▶ **Exercise**
Count every line below in which "image" occurs, then give only the count.

▶ **Records supplied**
..............................

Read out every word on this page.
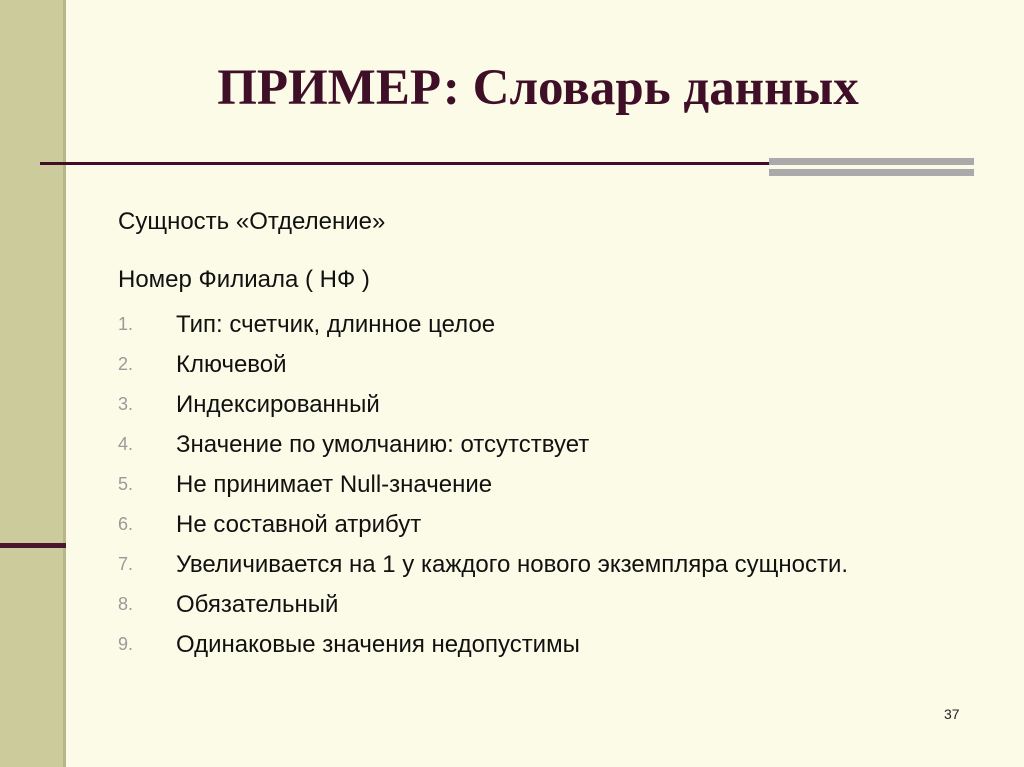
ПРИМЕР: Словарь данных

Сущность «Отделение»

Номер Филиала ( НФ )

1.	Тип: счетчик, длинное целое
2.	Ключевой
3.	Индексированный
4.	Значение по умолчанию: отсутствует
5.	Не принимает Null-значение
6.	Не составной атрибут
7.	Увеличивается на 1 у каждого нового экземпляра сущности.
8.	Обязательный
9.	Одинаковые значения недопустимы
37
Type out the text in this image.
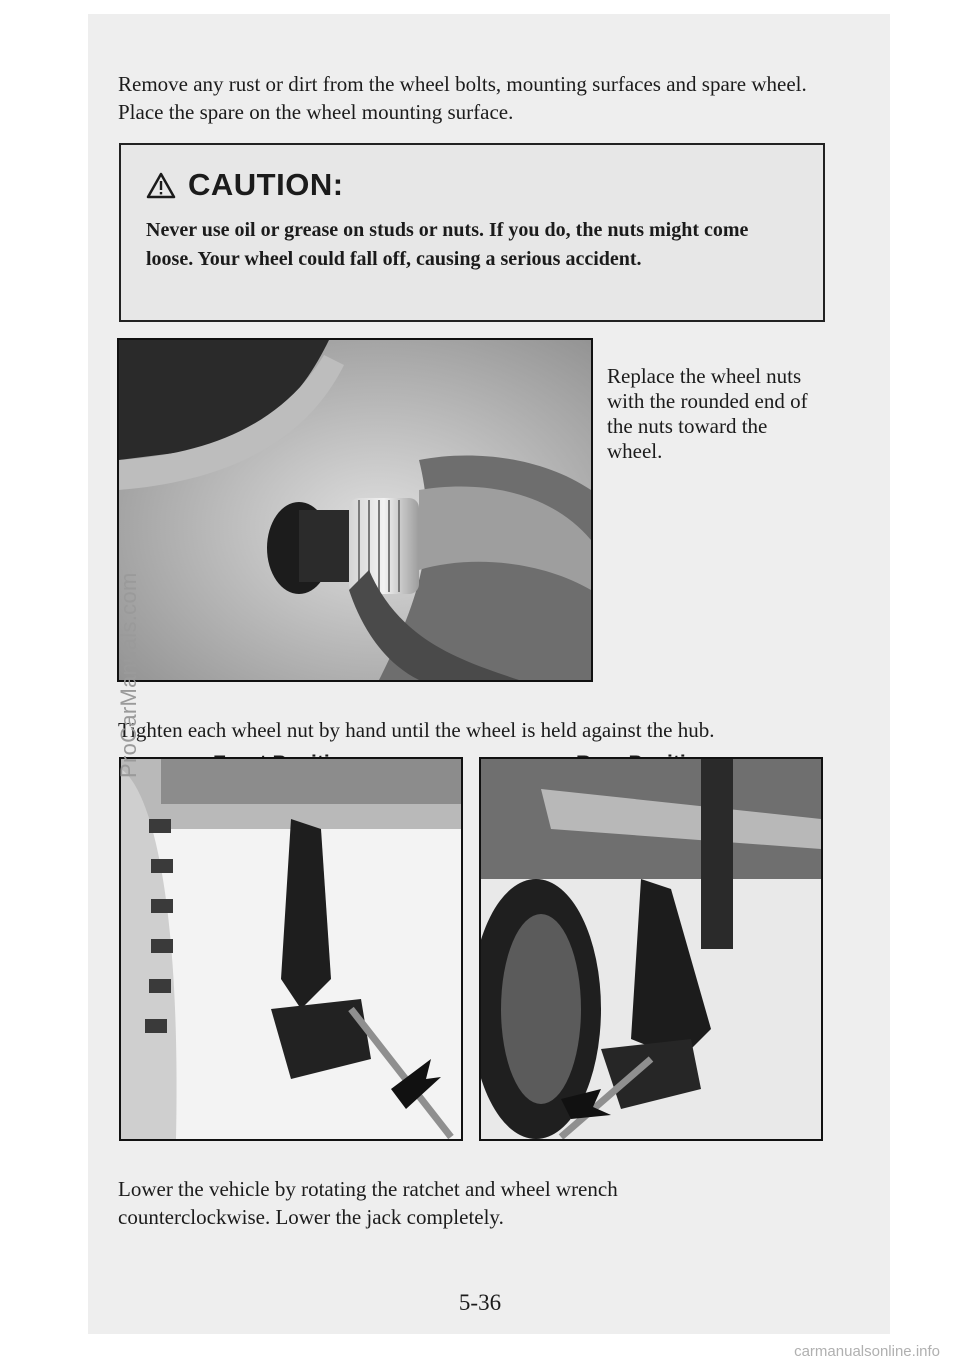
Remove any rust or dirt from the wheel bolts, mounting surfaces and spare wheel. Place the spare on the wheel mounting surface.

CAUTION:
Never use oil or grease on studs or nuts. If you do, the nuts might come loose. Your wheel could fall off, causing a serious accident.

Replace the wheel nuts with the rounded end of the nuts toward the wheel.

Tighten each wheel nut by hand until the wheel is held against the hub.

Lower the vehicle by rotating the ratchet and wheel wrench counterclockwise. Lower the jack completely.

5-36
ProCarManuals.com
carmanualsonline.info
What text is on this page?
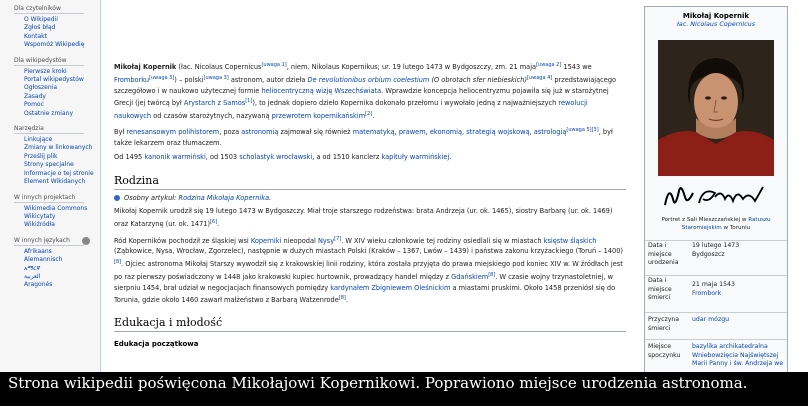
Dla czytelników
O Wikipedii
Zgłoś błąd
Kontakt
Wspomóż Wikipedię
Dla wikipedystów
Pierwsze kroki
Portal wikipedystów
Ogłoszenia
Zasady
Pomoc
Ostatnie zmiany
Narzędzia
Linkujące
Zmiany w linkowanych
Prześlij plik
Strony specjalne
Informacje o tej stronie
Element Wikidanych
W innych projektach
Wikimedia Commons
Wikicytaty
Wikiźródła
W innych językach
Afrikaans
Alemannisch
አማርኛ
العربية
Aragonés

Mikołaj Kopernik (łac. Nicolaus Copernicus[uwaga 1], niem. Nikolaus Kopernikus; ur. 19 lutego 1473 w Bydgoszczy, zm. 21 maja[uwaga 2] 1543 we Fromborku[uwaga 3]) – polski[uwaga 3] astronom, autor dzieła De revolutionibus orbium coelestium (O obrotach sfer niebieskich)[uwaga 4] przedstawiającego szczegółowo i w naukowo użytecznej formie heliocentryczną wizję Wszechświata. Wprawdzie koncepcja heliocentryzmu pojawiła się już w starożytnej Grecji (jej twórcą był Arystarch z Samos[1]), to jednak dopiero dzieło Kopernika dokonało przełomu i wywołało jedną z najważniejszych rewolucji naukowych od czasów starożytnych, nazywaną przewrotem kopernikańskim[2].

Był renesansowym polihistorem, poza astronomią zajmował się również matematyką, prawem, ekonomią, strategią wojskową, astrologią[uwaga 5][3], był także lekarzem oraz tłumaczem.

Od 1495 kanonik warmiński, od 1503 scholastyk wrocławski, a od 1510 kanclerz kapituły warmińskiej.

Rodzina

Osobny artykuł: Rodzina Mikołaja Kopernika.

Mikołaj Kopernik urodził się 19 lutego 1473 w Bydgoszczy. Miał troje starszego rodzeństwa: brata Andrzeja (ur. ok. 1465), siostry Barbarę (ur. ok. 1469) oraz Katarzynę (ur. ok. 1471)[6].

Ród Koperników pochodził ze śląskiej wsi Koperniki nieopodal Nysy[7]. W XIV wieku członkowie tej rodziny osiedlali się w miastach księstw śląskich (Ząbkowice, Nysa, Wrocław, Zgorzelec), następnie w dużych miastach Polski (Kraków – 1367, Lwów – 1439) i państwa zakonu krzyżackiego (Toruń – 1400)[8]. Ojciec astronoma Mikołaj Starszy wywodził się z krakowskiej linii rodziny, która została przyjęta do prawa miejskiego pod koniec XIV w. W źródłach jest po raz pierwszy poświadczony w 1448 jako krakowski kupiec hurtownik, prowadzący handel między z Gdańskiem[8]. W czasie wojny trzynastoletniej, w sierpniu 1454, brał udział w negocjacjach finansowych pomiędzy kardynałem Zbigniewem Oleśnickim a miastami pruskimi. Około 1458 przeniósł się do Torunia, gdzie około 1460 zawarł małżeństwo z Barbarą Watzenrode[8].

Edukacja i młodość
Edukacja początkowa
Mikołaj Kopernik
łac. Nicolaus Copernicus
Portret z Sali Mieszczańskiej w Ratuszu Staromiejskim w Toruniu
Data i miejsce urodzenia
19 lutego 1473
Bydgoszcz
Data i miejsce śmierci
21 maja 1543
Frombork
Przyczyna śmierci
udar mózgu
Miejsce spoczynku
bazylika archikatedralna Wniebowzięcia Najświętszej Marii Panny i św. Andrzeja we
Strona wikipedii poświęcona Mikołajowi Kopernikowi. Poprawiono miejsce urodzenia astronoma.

..............................

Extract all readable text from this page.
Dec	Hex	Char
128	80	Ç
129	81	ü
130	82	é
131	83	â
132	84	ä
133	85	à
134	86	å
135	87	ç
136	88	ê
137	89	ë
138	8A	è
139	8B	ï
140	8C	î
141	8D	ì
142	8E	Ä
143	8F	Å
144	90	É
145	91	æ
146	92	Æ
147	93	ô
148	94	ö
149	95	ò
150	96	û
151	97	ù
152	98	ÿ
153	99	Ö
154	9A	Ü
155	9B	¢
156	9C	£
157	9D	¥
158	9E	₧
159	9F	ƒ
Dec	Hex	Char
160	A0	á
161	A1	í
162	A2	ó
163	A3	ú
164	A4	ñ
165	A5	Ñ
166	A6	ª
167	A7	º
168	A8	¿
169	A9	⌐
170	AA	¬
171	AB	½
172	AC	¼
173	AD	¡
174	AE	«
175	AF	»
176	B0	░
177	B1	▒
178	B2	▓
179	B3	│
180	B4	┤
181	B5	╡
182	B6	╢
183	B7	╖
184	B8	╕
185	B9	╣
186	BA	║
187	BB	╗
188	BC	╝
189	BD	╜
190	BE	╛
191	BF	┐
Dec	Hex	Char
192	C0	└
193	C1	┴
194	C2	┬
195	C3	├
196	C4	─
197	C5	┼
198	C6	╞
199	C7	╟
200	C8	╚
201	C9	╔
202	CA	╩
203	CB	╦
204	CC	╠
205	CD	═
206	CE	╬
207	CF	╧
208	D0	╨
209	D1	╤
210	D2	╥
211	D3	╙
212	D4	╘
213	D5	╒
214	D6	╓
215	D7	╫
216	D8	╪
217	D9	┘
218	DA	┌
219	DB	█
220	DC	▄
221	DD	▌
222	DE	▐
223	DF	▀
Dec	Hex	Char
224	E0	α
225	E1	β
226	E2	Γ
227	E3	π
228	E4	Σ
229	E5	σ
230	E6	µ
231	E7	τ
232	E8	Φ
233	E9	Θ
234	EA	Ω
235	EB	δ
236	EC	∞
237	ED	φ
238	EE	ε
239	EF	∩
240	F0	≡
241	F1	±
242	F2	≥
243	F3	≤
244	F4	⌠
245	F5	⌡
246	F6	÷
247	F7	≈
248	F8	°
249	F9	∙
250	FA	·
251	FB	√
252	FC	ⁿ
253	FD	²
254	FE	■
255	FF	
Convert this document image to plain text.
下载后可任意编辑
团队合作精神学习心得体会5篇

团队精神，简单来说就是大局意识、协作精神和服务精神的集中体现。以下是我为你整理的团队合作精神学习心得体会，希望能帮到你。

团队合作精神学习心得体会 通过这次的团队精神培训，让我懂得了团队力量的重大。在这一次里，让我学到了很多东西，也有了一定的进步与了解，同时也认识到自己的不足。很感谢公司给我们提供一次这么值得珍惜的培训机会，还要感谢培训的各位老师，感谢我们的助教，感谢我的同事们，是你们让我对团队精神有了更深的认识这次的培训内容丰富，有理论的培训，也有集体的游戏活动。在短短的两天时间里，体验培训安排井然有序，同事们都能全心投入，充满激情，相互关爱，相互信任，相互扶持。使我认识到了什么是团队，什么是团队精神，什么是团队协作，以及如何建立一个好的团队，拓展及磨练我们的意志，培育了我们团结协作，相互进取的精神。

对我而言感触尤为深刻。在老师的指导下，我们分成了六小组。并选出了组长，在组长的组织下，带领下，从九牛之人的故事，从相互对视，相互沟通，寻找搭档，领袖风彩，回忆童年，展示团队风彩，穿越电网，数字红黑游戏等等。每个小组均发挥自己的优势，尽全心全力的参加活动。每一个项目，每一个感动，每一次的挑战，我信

..............................

▶ **Reply**
2